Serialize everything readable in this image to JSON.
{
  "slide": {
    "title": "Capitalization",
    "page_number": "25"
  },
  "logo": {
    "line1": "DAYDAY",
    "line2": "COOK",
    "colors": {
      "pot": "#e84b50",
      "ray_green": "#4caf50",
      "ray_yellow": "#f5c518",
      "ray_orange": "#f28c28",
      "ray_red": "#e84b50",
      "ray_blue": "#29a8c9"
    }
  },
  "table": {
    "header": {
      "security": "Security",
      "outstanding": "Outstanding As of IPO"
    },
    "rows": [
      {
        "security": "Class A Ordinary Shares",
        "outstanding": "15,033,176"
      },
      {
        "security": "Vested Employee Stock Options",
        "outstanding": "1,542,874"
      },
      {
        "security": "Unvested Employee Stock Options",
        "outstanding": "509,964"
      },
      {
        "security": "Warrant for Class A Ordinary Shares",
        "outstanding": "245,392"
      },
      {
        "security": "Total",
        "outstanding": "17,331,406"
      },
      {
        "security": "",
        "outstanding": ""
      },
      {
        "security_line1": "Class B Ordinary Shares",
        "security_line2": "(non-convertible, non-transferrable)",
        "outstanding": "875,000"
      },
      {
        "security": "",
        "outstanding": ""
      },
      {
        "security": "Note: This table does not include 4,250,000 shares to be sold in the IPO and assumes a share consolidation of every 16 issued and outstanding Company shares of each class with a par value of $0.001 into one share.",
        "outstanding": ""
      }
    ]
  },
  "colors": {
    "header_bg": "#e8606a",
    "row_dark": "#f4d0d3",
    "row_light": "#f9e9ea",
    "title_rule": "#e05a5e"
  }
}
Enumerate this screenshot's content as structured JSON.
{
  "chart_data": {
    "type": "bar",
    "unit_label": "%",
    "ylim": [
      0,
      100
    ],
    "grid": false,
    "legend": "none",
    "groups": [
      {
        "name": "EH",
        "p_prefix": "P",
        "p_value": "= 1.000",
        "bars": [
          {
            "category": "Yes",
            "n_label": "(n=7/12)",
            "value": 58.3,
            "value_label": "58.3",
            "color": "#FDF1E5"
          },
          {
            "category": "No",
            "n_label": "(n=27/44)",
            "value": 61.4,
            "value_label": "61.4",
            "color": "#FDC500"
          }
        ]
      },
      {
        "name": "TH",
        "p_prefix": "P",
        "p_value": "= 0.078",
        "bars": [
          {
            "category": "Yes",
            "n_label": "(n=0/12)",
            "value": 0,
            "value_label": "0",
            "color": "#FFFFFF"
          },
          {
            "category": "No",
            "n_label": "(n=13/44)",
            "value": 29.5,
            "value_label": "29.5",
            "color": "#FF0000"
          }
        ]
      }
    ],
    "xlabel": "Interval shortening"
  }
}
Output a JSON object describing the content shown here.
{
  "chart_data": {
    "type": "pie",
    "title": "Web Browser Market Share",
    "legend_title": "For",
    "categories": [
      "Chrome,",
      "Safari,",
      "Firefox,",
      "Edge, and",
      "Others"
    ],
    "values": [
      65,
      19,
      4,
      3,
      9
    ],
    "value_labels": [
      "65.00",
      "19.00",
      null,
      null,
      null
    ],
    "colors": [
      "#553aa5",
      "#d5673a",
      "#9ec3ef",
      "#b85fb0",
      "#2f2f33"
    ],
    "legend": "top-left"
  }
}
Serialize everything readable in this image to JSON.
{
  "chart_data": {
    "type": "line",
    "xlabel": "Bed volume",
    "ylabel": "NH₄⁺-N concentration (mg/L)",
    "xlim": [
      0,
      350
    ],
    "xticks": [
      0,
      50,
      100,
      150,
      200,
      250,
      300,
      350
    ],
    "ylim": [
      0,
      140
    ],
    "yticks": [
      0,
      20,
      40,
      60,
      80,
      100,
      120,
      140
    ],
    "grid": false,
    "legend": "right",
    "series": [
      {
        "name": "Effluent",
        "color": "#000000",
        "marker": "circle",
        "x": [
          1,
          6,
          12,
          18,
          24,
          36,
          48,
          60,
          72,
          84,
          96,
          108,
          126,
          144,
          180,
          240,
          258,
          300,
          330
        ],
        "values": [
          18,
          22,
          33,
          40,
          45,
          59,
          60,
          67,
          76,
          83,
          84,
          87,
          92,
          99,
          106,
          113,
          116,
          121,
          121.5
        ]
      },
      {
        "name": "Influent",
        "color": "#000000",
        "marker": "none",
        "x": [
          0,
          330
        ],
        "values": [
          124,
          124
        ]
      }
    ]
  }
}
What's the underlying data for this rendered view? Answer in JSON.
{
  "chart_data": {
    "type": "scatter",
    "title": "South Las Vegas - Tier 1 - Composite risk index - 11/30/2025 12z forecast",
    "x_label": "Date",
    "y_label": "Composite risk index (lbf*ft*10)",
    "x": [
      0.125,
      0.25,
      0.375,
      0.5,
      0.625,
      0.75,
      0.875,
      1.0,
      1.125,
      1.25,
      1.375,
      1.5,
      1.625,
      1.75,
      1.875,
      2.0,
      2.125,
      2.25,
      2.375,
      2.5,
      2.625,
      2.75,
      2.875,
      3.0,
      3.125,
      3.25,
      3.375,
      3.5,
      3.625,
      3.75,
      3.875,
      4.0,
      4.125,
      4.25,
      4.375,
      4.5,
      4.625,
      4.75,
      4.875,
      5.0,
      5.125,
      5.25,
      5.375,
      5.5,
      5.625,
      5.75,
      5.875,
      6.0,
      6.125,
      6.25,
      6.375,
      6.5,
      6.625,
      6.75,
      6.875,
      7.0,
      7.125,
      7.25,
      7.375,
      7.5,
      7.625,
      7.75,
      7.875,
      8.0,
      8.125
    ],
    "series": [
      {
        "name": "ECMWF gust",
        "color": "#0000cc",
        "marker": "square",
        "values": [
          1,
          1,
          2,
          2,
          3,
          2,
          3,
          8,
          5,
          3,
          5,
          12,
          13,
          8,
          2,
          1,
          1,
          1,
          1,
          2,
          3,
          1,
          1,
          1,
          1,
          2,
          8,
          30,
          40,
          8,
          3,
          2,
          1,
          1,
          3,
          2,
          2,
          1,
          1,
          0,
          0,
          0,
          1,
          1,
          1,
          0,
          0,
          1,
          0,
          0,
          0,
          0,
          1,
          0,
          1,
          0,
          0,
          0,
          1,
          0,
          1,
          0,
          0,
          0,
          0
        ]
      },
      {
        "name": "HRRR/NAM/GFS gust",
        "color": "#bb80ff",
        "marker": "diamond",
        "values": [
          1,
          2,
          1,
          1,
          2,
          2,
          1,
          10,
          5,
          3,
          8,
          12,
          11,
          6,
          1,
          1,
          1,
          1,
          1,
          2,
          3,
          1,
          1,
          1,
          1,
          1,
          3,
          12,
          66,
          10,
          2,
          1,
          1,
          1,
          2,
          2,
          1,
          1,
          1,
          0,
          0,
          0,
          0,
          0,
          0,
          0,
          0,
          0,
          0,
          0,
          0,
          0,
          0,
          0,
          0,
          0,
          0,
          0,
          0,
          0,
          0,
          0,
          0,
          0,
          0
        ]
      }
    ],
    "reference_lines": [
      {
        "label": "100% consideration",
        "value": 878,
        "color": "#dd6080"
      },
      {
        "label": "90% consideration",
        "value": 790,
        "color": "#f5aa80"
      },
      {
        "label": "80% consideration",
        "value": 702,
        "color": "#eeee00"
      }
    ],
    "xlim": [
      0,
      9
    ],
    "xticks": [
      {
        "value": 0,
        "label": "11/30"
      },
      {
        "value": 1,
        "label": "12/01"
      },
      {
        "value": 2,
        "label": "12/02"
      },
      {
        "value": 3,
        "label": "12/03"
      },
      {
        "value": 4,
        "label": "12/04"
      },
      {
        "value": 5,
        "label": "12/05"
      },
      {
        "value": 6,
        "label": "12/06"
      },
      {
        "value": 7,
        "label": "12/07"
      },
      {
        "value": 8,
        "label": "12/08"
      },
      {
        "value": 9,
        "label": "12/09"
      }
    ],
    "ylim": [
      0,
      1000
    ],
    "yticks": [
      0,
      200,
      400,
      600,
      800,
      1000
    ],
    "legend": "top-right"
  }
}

**What is expected**
Work out how many lines in the records above hold the string "Employee", then give only that count.

**Exercise answer**
2